Transcribe every entry word for word. Skip the pictures.

——————————

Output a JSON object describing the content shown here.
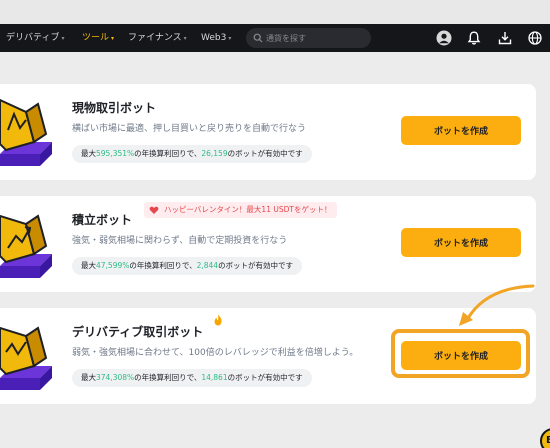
{
  "nav": {
    "items": [
      {
        "label": "デリバティブ",
        "caret": "▾"
      },
      {
        "label": "ツール",
        "caret": "▾"
      },
      {
        "label": "ファイナンス",
        "caret": "▾"
      },
      {
        "label": "Web3",
        "caret": "▾"
      }
    ],
    "active_index": 1,
    "search_placeholder": "通貨を探す",
    "icons": [
      "avatar-icon",
      "bell-icon",
      "download-icon",
      "globe-icon"
    ]
  },
  "cards": [
    {
      "title": "現物取引ボット",
      "description": "横ばい市場に最適、押し目買いと戻り売りを自動で行なう",
      "stat": {
        "prefix": "最大",
        "rate": "595,351%",
        "mid": "の年換算利回りで、",
        "count": "26,159",
        "suffix": "のボットが有効中です"
      },
      "button": "ボットを作成"
    },
    {
      "title": "積立ボット",
      "promo": "ハッピーバレンタイン！最大11 USDTをゲット！",
      "description": "強気・弱気相場に関わらず、自動で定期投資を行なう",
      "stat": {
        "prefix": "最大",
        "rate": "47,599%",
        "mid": "の年換算利回りで、",
        "count": "2,844",
        "suffix": "のボットが有効中です"
      },
      "button": "ボットを作成"
    },
    {
      "title": "デリバティブ取引ボット",
      "description": "弱気・強気相場に合わせて、100倍のレバレッジで利益を倍増しよう。",
      "stat": {
        "prefix": "最大",
        "rate": "374,308%",
        "mid": "の年換算利回りで、",
        "count": "14,861",
        "suffix": "のボットが有効中です"
      },
      "button": "ボットを作成"
    }
  ],
  "float_button": "B",
  "colors": {
    "accent": "#fcae11",
    "positive": "#2ebd85",
    "topbar": "#15161a",
    "highlight": "#f2a425",
    "promo": "#e5474d"
  }
}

——————————

▶ **Output of the exercise**:
Output a JSON object describing the content shown here.
{
  "nav": {
    "items": [
      {
        "label": "デリバティブ",
        "caret": "▾"
      },
      {
        "label": "ツール",
        "caret": "▾"
      },
      {
        "label": "ファイナンス",
        "caret": "▾"
      },
      {
        "label": "Web3",
        "caret": "▾"
      }
    ],
    "active_index": 1,
    "search_placeholder": "通貨を探す",
    "icons": [
      "avatar-icon",
      "bell-icon",
      "download-icon",
      "globe-icon"
    ]
  },
  "cards": [
    {
      "title": "現物取引ボット",
      "description": "横ばい市場に最適、押し目買いと戻り売りを自動で行なう",
      "stat": {
        "prefix": "最大",
        "rate": "595,351%",
        "mid": "の年換算利回りで、",
        "count": "26,159",
        "suffix": "のボットが有効中です"
      },
      "button": "ボットを作成"
    },
    {
      "title": "積立ボット",
      "promo": "ハッピーバレンタイン！最大11 USDTをゲット！",
      "description": "強気・弱気相場に関わらず、自動で定期投資を行なう",
      "stat": {
        "prefix": "最大",
        "rate": "47,599%",
        "mid": "の年換算利回りで、",
        "count": "2,844",
        "suffix": "のボットが有効中です"
      },
      "button": "ボットを作成"
    },
    {
      "title": "デリバティブ取引ボット",
      "description": "弱気・強気相場に合わせて、100倍のレバレッジで利益を倍増しよう。",
      "stat": {
        "prefix": "最大",
        "rate": "374,308%",
        "mid": "の年換算利回りで、",
        "count": "14,861",
        "suffix": "のボットが有効中です"
      },
      "button": "ボットを作成"
    }
  ],
  "float_button": "B",
  "colors": {
    "accent": "#fcae11",
    "positive": "#2ebd85",
    "topbar": "#15161a",
    "highlight": "#f2a425",
    "promo": "#e5474d"
  }
}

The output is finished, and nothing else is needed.